→ **Required task**
Read through the records below and copy each line that uses the word "массовая".

▼

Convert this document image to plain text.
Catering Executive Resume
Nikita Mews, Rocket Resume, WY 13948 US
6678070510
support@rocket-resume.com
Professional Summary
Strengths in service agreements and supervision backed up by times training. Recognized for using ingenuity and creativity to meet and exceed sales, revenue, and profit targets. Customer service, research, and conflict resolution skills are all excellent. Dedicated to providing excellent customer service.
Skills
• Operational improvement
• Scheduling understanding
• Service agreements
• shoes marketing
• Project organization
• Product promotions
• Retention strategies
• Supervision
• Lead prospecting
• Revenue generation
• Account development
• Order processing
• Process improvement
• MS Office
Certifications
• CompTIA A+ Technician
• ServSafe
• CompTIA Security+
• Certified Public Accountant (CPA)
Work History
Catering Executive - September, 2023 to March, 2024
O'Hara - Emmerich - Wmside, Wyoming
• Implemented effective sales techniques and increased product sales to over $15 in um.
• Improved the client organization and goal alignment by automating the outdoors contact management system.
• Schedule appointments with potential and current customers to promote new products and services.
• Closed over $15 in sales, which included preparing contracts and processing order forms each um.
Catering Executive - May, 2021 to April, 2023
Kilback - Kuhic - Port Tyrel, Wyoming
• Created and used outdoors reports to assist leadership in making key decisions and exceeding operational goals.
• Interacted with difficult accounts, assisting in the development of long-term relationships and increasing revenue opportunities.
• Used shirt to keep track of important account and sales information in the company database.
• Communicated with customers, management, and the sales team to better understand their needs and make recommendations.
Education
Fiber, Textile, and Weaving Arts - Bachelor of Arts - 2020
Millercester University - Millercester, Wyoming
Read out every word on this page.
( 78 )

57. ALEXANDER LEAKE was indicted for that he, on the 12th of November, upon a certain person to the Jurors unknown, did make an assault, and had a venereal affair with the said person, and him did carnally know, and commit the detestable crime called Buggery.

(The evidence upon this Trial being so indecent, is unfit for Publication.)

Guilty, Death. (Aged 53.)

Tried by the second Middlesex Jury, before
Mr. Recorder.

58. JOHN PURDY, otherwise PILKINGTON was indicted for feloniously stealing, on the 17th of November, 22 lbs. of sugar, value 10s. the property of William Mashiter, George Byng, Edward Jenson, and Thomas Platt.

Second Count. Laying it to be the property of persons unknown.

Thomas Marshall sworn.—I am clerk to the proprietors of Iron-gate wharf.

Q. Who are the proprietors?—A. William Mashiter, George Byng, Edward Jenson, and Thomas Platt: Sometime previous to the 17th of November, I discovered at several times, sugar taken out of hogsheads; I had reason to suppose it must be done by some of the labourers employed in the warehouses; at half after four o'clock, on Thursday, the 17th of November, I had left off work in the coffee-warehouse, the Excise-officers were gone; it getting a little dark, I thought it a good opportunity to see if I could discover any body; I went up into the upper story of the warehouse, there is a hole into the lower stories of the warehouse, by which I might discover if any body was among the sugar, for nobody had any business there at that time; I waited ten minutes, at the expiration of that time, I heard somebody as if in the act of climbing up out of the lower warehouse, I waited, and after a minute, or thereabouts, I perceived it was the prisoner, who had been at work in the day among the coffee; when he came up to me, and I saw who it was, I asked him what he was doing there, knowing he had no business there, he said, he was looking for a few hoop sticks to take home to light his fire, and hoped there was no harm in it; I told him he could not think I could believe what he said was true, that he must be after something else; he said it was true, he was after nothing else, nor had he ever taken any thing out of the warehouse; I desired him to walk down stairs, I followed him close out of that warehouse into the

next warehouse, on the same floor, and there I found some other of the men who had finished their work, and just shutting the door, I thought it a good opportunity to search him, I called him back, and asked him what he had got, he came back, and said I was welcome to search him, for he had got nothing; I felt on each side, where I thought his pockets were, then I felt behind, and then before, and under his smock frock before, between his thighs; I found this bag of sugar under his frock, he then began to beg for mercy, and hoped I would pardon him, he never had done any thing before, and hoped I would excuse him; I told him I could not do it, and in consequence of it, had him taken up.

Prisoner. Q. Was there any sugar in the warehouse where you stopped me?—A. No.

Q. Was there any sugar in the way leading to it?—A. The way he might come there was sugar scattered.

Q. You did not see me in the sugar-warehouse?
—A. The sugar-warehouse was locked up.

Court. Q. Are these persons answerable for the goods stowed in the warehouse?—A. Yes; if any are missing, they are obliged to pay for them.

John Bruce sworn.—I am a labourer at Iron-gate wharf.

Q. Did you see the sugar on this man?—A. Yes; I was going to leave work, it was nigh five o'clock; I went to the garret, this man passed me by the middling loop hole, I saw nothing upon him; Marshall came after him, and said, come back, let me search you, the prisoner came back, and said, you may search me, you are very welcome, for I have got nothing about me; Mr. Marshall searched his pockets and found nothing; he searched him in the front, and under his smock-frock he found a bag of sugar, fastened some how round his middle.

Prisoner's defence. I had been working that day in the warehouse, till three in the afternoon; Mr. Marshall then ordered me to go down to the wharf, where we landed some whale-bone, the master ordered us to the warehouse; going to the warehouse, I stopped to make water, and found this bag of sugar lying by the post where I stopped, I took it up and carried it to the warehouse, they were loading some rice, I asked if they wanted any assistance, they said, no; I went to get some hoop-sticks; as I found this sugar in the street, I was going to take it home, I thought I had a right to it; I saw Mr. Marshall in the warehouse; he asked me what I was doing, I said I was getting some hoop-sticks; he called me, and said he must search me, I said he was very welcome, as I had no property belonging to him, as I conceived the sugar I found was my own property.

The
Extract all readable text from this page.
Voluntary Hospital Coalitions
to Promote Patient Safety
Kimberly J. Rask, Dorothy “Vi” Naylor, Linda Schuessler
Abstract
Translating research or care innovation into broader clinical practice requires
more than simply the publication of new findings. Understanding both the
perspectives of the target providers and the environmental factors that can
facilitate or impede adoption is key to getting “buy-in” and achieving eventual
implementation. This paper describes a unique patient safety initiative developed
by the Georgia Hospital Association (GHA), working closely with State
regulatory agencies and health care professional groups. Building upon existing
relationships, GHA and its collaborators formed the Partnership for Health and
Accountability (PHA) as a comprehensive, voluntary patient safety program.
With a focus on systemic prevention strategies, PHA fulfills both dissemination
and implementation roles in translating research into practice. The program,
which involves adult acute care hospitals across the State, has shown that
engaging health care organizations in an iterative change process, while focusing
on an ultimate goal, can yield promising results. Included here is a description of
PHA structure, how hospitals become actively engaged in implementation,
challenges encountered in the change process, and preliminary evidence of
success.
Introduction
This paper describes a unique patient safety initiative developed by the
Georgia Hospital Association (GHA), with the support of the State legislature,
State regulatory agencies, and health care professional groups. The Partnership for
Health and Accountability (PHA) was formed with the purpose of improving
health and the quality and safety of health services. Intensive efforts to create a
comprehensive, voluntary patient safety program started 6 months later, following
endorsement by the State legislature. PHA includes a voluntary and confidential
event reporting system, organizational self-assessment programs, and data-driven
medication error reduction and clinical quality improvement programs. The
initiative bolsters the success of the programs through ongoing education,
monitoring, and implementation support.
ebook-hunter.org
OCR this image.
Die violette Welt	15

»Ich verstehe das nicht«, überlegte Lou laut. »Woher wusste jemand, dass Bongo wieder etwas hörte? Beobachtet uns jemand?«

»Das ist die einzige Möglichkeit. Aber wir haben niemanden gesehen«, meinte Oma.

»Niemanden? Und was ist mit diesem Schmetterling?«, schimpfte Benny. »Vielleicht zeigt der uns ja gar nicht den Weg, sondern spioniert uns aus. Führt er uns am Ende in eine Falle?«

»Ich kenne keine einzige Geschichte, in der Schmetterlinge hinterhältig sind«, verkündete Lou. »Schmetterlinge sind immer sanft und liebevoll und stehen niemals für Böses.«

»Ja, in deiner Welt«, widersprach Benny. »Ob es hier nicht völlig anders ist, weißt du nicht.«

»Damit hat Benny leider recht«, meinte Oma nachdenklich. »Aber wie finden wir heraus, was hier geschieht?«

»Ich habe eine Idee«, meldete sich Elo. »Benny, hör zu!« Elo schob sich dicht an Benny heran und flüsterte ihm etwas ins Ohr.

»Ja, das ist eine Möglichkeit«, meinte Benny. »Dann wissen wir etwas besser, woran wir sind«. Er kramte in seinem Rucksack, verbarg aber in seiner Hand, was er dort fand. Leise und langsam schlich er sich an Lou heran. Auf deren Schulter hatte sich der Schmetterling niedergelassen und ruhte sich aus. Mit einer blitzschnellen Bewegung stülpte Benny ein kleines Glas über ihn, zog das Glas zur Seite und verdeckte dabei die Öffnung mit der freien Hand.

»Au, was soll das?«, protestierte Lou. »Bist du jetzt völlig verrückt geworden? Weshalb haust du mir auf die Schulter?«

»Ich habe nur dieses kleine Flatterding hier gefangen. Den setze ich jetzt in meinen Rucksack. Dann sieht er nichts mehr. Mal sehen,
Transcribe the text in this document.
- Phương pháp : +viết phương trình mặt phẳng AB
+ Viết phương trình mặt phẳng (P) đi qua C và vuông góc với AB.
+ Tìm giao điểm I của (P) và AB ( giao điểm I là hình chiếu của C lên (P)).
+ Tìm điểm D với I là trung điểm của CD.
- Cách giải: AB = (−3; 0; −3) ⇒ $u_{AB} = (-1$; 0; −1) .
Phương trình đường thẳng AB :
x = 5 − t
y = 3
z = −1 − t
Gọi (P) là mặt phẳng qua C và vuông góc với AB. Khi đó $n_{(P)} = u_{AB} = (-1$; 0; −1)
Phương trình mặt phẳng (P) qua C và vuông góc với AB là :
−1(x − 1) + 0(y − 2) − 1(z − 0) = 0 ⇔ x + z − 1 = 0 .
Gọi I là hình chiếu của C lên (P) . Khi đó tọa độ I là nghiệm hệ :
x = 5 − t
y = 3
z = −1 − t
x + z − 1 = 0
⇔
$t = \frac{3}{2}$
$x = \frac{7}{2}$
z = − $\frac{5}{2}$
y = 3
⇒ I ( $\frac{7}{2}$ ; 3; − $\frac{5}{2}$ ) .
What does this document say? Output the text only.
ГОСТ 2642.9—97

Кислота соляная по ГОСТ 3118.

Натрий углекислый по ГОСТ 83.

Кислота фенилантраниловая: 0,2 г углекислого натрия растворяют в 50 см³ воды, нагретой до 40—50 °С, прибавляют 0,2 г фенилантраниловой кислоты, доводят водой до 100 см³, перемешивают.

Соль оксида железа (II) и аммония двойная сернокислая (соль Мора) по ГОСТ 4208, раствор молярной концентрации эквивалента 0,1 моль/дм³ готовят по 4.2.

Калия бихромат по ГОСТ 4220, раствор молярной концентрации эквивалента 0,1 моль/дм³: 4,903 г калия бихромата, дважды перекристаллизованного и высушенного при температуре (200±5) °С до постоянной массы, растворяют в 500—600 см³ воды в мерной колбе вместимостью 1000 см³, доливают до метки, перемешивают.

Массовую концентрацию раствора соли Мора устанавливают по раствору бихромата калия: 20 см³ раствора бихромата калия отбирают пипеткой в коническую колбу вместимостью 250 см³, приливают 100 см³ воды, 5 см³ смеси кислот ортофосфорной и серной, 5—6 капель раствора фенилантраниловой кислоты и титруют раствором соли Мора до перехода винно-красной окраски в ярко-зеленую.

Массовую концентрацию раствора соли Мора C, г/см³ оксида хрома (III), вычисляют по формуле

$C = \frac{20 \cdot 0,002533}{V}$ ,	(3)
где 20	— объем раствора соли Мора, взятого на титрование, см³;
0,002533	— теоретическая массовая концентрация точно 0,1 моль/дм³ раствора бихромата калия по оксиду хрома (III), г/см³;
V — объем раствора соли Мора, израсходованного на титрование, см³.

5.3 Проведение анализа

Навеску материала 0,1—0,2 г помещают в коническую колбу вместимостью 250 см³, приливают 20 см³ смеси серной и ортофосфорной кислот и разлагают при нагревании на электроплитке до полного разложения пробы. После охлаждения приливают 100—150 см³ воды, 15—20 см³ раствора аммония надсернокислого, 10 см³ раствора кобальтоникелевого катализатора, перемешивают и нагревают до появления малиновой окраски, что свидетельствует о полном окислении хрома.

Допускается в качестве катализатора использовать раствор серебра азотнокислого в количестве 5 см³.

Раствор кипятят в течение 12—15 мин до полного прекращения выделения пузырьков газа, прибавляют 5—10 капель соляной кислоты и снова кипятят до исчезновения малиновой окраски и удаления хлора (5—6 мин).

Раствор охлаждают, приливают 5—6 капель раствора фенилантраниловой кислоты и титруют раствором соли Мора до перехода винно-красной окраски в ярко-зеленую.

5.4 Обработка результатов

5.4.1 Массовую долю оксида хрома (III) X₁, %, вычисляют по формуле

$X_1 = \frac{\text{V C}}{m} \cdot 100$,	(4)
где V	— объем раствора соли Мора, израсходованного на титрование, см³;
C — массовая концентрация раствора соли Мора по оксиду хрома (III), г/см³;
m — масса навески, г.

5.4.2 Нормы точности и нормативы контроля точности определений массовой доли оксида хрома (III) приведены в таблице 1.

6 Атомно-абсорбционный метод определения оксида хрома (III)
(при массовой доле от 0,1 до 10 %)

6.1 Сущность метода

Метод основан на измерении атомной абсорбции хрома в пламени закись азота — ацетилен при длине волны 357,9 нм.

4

▲

→ **Full solution**
0,002533	— теоретическая массовая концентрация точно 0,1 моль/дм³ раствора бихромата калия по оксиду хрома (III), г/см³;
C — массовая концентрация раствора соли Мора по оксиду хрома (III), г/см³;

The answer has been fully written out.